YOUR TASK:
Below, find each line holding "from" and state how many there are, using the number alone.

Stored records

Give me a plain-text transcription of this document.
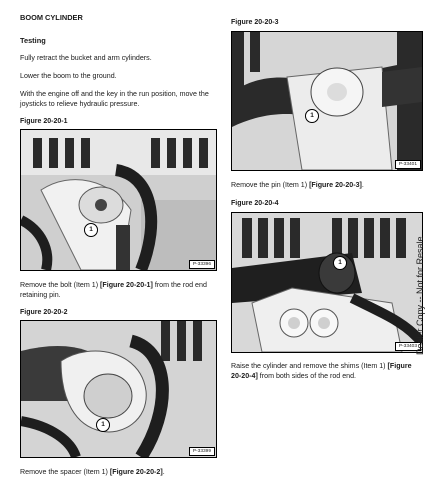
BOOM CYLINDER
Testing
Fully retract the bucket and arm cylinders.
Lower the boom to the ground.
With the engine off and the key in the run position, move the joysticks to relieve hydraulic pressure.
Figure 20-20-1
1
P-33396
Remove the bolt (Item 1) [Figure 20-20-1] from the rod end retaining pin.
Figure 20-20-2
1
P-33399
Remove the spacer (Item 1) [Figure 20-20-2].
Figure 20-20-3
1
P-33401
Remove the pin (Item 1) [Figure 20-20-3].
Figure 20-20-4
1
P-33403
Raise the cylinder and remove the shims (Item 1) [Figure 20-20-4] from both sides of the rod end.
Dealer Copy -- Not for Resale
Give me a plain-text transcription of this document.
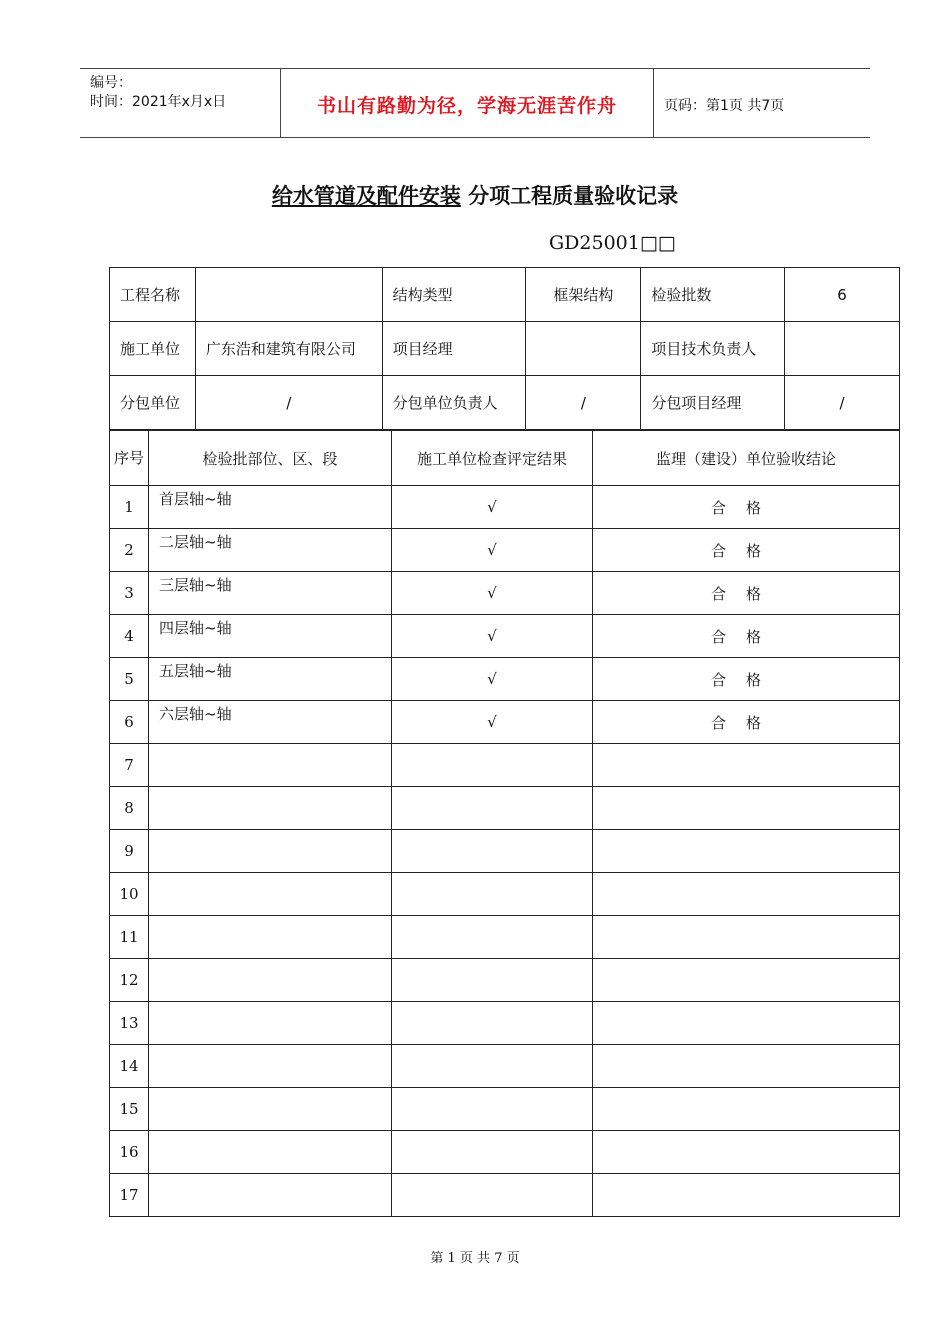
编号：
时间：2021年x月x日	书山有路勤为径，学海无涯苦作舟	页码：第1页 共7页
给水管道及配件安装 分项工程质量验收记录
GD25001□□
工程名称		结构类型	框架结构	检验批数	6
施工单位	广东浩和建筑有限公司	项目经理		项目技术负责人	
分包单位	/	分包单位负责人	/	分包项目经理	/
序号	检验批部位、区、段	施工单位检查评定结果	监理（建设）单位验收结论
1	首层轴~轴	√	合格
2	二层轴~轴	√	合格
3	三层轴~轴	√	合格
4	四层轴~轴	√	合格
5	五层轴~轴	√	合格
6	六层轴~轴	√	合格
7			
8			
9			
10			
11			
12			
13			
14			
15			
16			
17			
第 1 页 共 7 页
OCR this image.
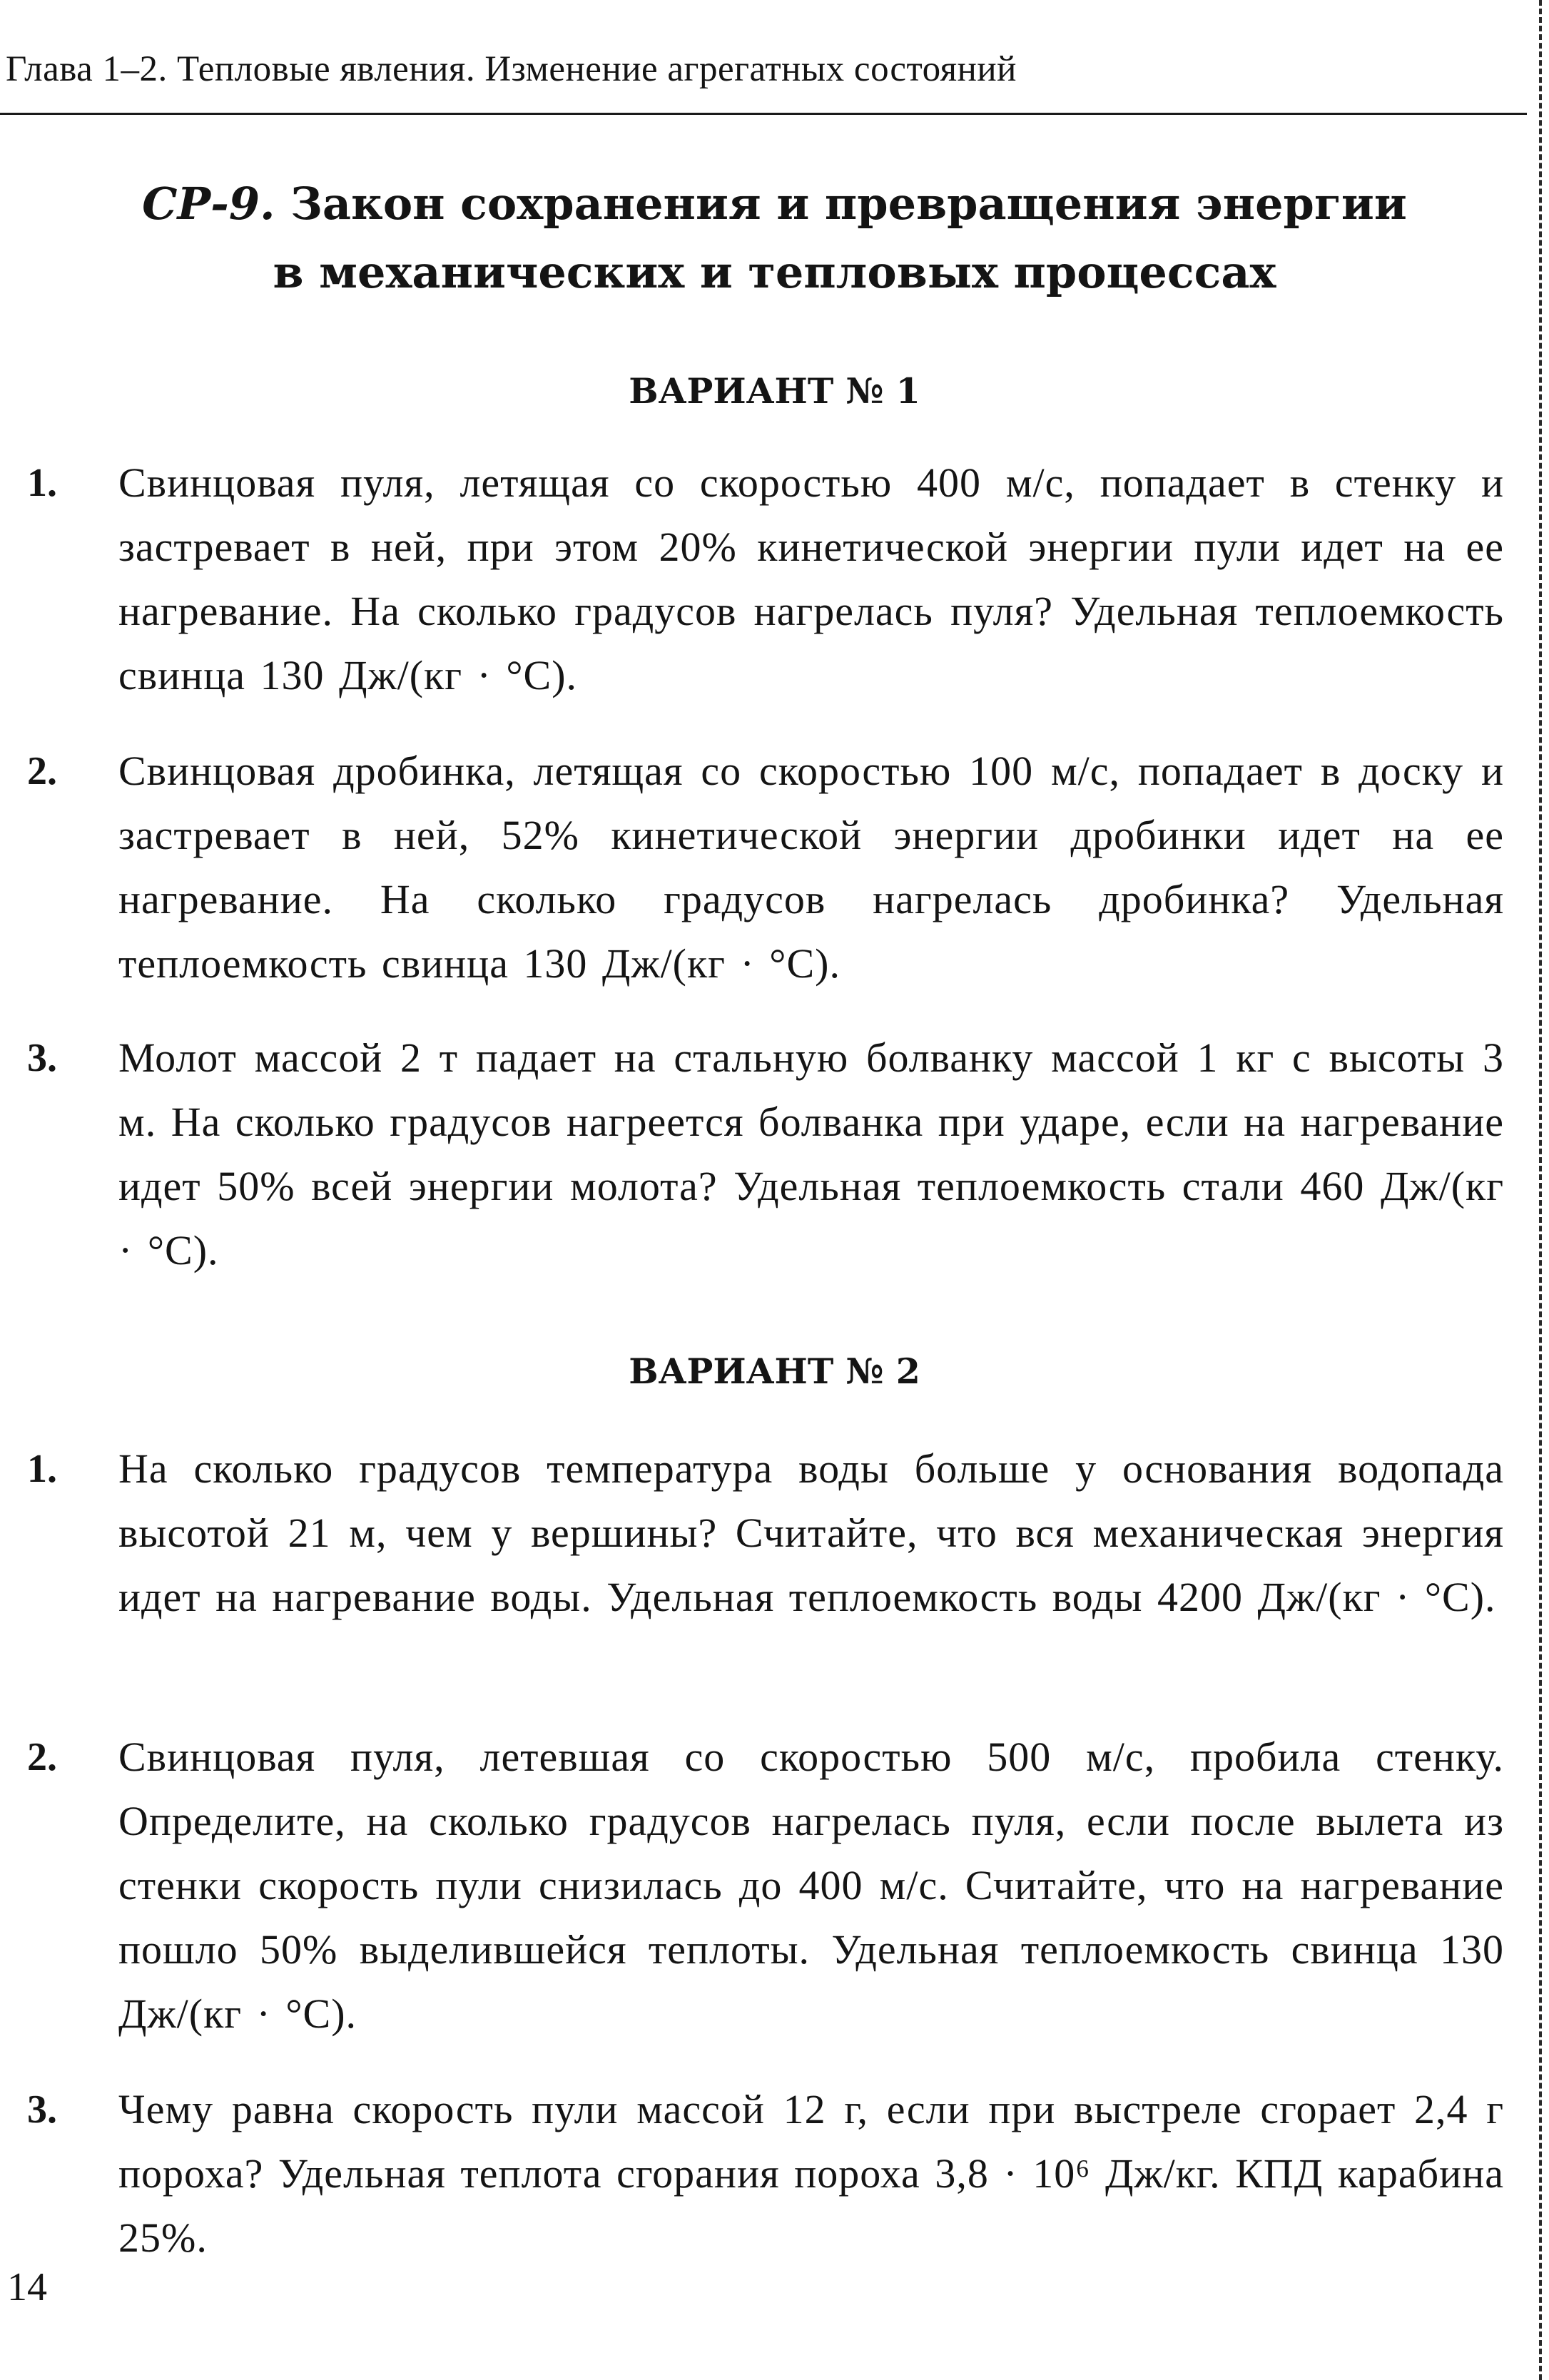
Глава 1–2. Тепловые явления. Изменение агрегатных состояний
СР-9. Закон сохранения и превращения энергии
в механических и тепловых процессах
ВАРИАНТ № 1
1. Свинцовая пуля, летящая со скоростью 400 м/с, попадает в стенку и застревает в ней, при этом 20% кинетической энергии пули идет на ее нагревание. На сколько градусов нагрелась пуля? Удельная теплоемкость свинца 130 Дж/(кг · °С).
2. Свинцовая дробинка, летящая со скоростью 100 м/с, попадает в доску и застревает в ней, 52% кинетической энергии дробинки идет на ее нагревание. На сколько градусов нагрелась дробинка? Удельная теплоемкость свинца 130 Дж/(кг · °С).
3. Молот массой 2 т падает на стальную болванку массой 1 кг с высоты 3 м. На сколько градусов нагреется болванка при ударе, если на нагревание идет 50% всей энергии молота? Удельная теплоемкость стали 460 Дж/(кг · °С).
ВАРИАНТ № 2
1. На сколько градусов температура воды больше у основания водопада высотой 21 м, чем у вершины? Считайте, что вся механическая энергия идет на нагревание воды. Удельная теплоемкость воды 4200 Дж/(кг · °С).
2. Свинцовая пуля, летевшая со скоростью 500 м/с, пробила стенку. Определите, на сколько градусов нагрелась пуля, если после вылета из стенки скорость пули снизилась до 400 м/с. Считайте, что на нагревание пошло 50% выделившейся теплоты. Удельная теплоемкость свинца 130 Дж/(кг · °С).
3. Чему равна скорость пули массой 12 г, если при выстреле сгорает 2,4 г пороха? Удельная теплота сгорания пороха 3,8 · 10⁶ Дж/кг. КПД карабина 25%.
14
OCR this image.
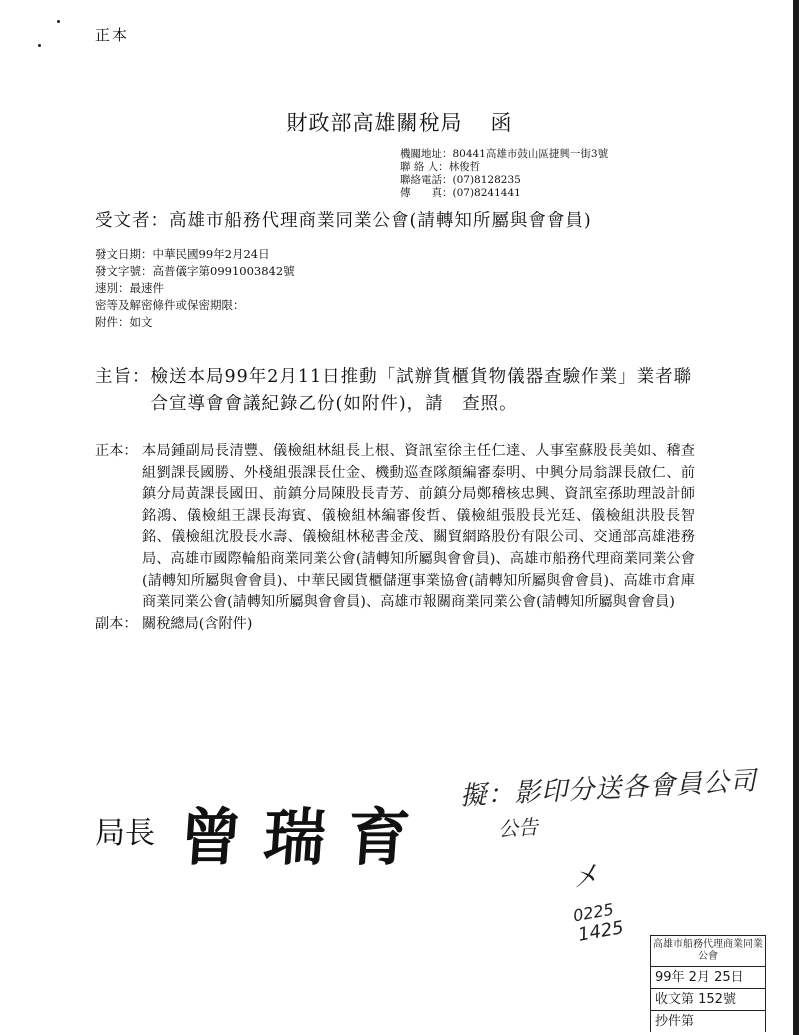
正本
財政部高雄關稅局 函
機關地址：80441高雄市鼓山區捷興一街3號
聯 絡 人：林俊哲
聯絡電話：(07)8128235
傳　　真：(07)8241441
受文者：高雄市船務代理商業同業公會(請轉知所屬與會會員)
發文日期：中華民國99年2月24日
發文字號：高普儀字第0991003842號
速別：最速件
密等及解密條件或保密期限：
附件：如文
主旨： 檢送本局99年2月11日推動「試辦貨櫃貨物儀器查驗作業」業者聯合宣導會會議紀錄乙份(如附件)，請　查照。
正本： 本局鍾副局長清豐、儀檢組林組長上根、資訊室徐主任仁達、人事室蘇股長美如、稽查組劉課長國勝、外棧組張課長仕金、機動巡查隊顏編審泰明、中興分局翁課長啟仁、前鎮分局黃課長國田、前鎮分局陳股長青芳、前鎮分局鄭稽核忠興、資訊室孫助理設計師銘鴻、儀檢組王課長海賓、儀檢組林編審俊哲、儀檢組張股長光廷、儀檢組洪股長智銘、儀檢組沈股長水壽、儀檢組林秘書金茂、關貿網路股份有限公司、交通部高雄港務局、高雄市國際輪船商業同業公會(請轉知所屬與會會員)、高雄市船務代理商業同業公會(請轉知所屬與會會員)、中華民國貨櫃儲運事業協會(請轉知所屬與會會員)、高雄市倉庫商業同業公會(請轉知所屬與會會員)、高雄市報關商業同業公會(請轉知所屬與會會員)
副本： 關稅總局(含附件)
局長 曾瑞育
擬：影印分送各會員公司
公告
㐅
0225
1425	高雄市船務代理商業同業公會
99年 2月 25日
收文第 152號
抄件第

PROBLEM SOLUTION:
2